TO DO> Extract every entry word for word. Skip the pictures.

DATA SECTION>
· · · · · · ·
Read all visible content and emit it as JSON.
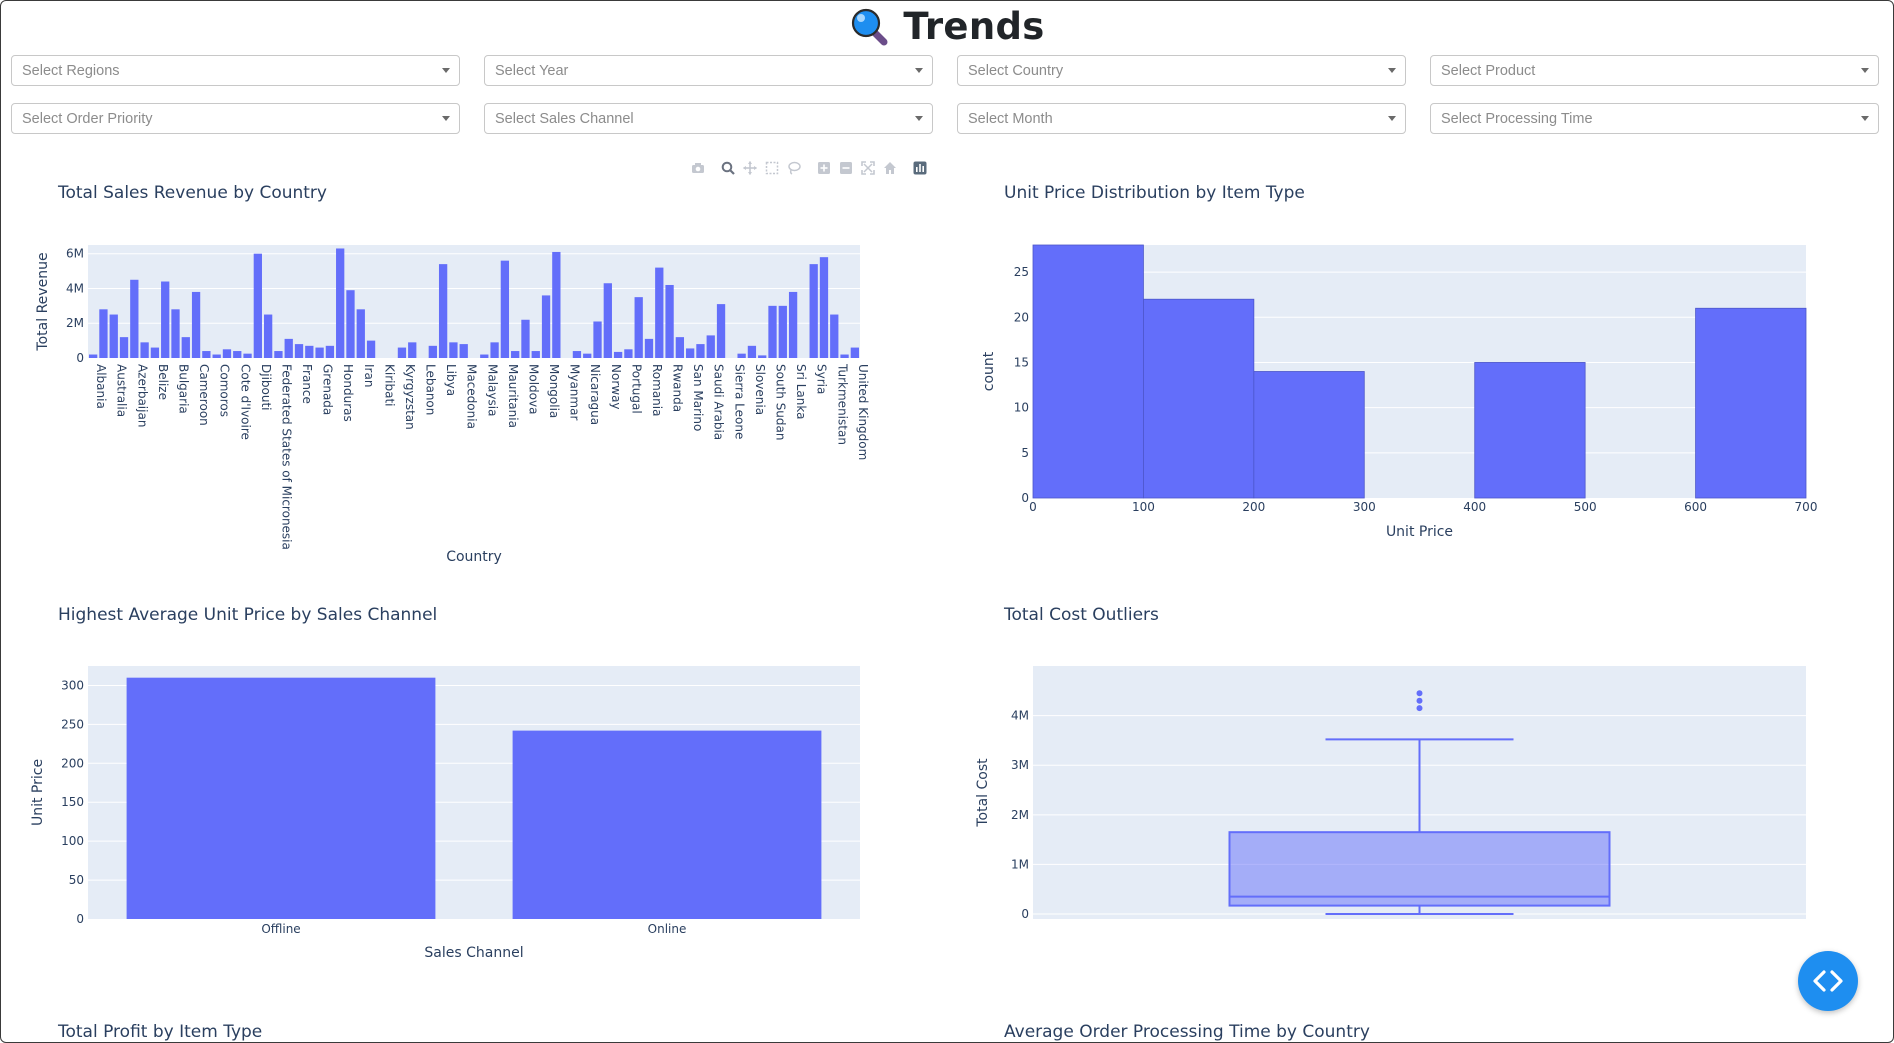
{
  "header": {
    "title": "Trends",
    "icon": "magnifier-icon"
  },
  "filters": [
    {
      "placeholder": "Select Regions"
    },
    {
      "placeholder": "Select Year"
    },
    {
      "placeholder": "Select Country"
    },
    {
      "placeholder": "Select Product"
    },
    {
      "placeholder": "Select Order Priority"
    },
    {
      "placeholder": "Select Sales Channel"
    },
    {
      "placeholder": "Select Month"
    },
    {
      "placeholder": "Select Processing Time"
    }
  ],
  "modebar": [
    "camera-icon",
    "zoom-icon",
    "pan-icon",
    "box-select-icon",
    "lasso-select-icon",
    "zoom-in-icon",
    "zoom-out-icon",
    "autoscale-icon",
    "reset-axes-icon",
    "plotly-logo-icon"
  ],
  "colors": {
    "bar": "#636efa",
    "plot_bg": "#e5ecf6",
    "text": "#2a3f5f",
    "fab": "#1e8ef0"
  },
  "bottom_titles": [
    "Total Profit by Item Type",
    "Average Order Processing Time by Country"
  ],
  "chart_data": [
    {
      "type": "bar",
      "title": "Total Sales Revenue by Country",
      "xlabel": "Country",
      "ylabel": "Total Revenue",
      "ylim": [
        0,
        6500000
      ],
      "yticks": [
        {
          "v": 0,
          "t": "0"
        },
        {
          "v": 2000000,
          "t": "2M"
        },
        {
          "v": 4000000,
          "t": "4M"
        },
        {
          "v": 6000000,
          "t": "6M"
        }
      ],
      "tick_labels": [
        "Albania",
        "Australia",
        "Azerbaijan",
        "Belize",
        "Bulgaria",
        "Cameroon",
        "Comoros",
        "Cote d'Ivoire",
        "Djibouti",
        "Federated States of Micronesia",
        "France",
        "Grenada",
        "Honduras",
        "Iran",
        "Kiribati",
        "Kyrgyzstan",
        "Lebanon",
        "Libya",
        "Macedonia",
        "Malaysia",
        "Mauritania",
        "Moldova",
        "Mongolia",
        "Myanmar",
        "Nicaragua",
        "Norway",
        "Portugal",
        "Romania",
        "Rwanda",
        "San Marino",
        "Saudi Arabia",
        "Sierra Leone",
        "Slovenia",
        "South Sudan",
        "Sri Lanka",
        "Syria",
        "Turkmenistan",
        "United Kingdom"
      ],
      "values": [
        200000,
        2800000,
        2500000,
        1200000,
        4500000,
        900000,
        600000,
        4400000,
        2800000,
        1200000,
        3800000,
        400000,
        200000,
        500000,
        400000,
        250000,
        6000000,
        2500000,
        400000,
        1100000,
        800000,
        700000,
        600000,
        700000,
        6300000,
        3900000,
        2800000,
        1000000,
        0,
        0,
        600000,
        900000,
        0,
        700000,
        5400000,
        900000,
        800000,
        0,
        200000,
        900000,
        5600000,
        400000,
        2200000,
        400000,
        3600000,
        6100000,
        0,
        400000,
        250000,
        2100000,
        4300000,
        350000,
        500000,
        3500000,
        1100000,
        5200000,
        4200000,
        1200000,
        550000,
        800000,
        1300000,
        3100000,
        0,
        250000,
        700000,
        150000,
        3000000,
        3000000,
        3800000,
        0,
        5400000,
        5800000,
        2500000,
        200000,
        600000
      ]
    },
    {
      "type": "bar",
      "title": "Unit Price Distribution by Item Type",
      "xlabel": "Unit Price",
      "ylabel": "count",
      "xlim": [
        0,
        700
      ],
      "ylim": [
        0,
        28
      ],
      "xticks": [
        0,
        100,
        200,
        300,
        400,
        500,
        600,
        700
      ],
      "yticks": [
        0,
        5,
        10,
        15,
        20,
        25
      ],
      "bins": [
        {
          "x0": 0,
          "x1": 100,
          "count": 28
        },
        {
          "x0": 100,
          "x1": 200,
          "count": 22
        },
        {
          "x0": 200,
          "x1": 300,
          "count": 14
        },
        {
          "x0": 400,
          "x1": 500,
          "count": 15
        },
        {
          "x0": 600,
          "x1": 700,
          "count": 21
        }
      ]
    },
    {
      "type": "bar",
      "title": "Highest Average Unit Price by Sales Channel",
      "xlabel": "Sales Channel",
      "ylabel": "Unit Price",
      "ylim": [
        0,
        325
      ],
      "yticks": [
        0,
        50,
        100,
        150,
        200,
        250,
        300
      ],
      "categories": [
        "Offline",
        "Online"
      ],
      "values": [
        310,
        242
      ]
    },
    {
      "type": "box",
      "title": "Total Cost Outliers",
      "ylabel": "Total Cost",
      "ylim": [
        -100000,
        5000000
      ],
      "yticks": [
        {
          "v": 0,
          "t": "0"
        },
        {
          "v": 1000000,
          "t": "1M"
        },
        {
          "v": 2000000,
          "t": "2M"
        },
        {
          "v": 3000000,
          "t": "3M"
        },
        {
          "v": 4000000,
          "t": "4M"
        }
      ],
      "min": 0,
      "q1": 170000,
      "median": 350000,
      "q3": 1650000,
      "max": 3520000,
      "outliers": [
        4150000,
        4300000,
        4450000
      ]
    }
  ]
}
· · · · · · ·
ANSWER TO THIS TASK>
Read all visible content and emit it as JSON.
{
  "header": {
    "title": "Trends",
    "icon": "magnifier-icon"
  },
  "filters": [
    {
      "placeholder": "Select Regions"
    },
    {
      "placeholder": "Select Year"
    },
    {
      "placeholder": "Select Country"
    },
    {
      "placeholder": "Select Product"
    },
    {
      "placeholder": "Select Order Priority"
    },
    {
      "placeholder": "Select Sales Channel"
    },
    {
      "placeholder": "Select Month"
    },
    {
      "placeholder": "Select Processing Time"
    }
  ],
  "modebar": [
    "camera-icon",
    "zoom-icon",
    "pan-icon",
    "box-select-icon",
    "lasso-select-icon",
    "zoom-in-icon",
    "zoom-out-icon",
    "autoscale-icon",
    "reset-axes-icon",
    "plotly-logo-icon"
  ],
  "colors": {
    "bar": "#636efa",
    "plot_bg": "#e5ecf6",
    "text": "#2a3f5f",
    "fab": "#1e8ef0"
  },
  "bottom_titles": [
    "Total Profit by Item Type",
    "Average Order Processing Time by Country"
  ],
  "chart_data": [
    {
      "type": "bar",
      "title": "Total Sales Revenue by Country",
      "xlabel": "Country",
      "ylabel": "Total Revenue",
      "ylim": [
        0,
        6500000
      ],
      "yticks": [
        {
          "v": 0,
          "t": "0"
        },
        {
          "v": 2000000,
          "t": "2M"
        },
        {
          "v": 4000000,
          "t": "4M"
        },
        {
          "v": 6000000,
          "t": "6M"
        }
      ],
      "tick_labels": [
        "Albania",
        "Australia",
        "Azerbaijan",
        "Belize",
        "Bulgaria",
        "Cameroon",
        "Comoros",
        "Cote d'Ivoire",
        "Djibouti",
        "Federated States of Micronesia",
        "France",
        "Grenada",
        "Honduras",
        "Iran",
        "Kiribati",
        "Kyrgyzstan",
        "Lebanon",
        "Libya",
        "Macedonia",
        "Malaysia",
        "Mauritania",
        "Moldova",
        "Mongolia",
        "Myanmar",
        "Nicaragua",
        "Norway",
        "Portugal",
        "Romania",
        "Rwanda",
        "San Marino",
        "Saudi Arabia",
        "Sierra Leone",
        "Slovenia",
        "South Sudan",
        "Sri Lanka",
        "Syria",
        "Turkmenistan",
        "United Kingdom"
      ],
      "values": [
        200000,
        2800000,
        2500000,
        1200000,
        4500000,
        900000,
        600000,
        4400000,
        2800000,
        1200000,
        3800000,
        400000,
        200000,
        500000,
        400000,
        250000,
        6000000,
        2500000,
        400000,
        1100000,
        800000,
        700000,
        600000,
        700000,
        6300000,
        3900000,
        2800000,
        1000000,
        0,
        0,
        600000,
        900000,
        0,
        700000,
        5400000,
        900000,
        800000,
        0,
        200000,
        900000,
        5600000,
        400000,
        2200000,
        400000,
        3600000,
        6100000,
        0,
        400000,
        250000,
        2100000,
        4300000,
        350000,
        500000,
        3500000,
        1100000,
        5200000,
        4200000,
        1200000,
        550000,
        800000,
        1300000,
        3100000,
        0,
        250000,
        700000,
        150000,
        3000000,
        3000000,
        3800000,
        0,
        5400000,
        5800000,
        2500000,
        200000,
        600000
      ]
    },
    {
      "type": "bar",
      "title": "Unit Price Distribution by Item Type",
      "xlabel": "Unit Price",
      "ylabel": "count",
      "xlim": [
        0,
        700
      ],
      "ylim": [
        0,
        28
      ],
      "xticks": [
        0,
        100,
        200,
        300,
        400,
        500,
        600,
        700
      ],
      "yticks": [
        0,
        5,
        10,
        15,
        20,
        25
      ],
      "bins": [
        {
          "x0": 0,
          "x1": 100,
          "count": 28
        },
        {
          "x0": 100,
          "x1": 200,
          "count": 22
        },
        {
          "x0": 200,
          "x1": 300,
          "count": 14
        },
        {
          "x0": 400,
          "x1": 500,
          "count": 15
        },
        {
          "x0": 600,
          "x1": 700,
          "count": 21
        }
      ]
    },
    {
      "type": "bar",
      "title": "Highest Average Unit Price by Sales Channel",
      "xlabel": "Sales Channel",
      "ylabel": "Unit Price",
      "ylim": [
        0,
        325
      ],
      "yticks": [
        0,
        50,
        100,
        150,
        200,
        250,
        300
      ],
      "categories": [
        "Offline",
        "Online"
      ],
      "values": [
        310,
        242
      ]
    },
    {
      "type": "box",
      "title": "Total Cost Outliers",
      "ylabel": "Total Cost",
      "ylim": [
        -100000,
        5000000
      ],
      "yticks": [
        {
          "v": 0,
          "t": "0"
        },
        {
          "v": 1000000,
          "t": "1M"
        },
        {
          "v": 2000000,
          "t": "2M"
        },
        {
          "v": 3000000,
          "t": "3M"
        },
        {
          "v": 4000000,
          "t": "4M"
        }
      ],
      "min": 0,
      "q1": 170000,
      "median": 350000,
      "q3": 1650000,
      "max": 3520000,
      "outliers": [
        4150000,
        4300000,
        4450000
      ]
    }
  ]
}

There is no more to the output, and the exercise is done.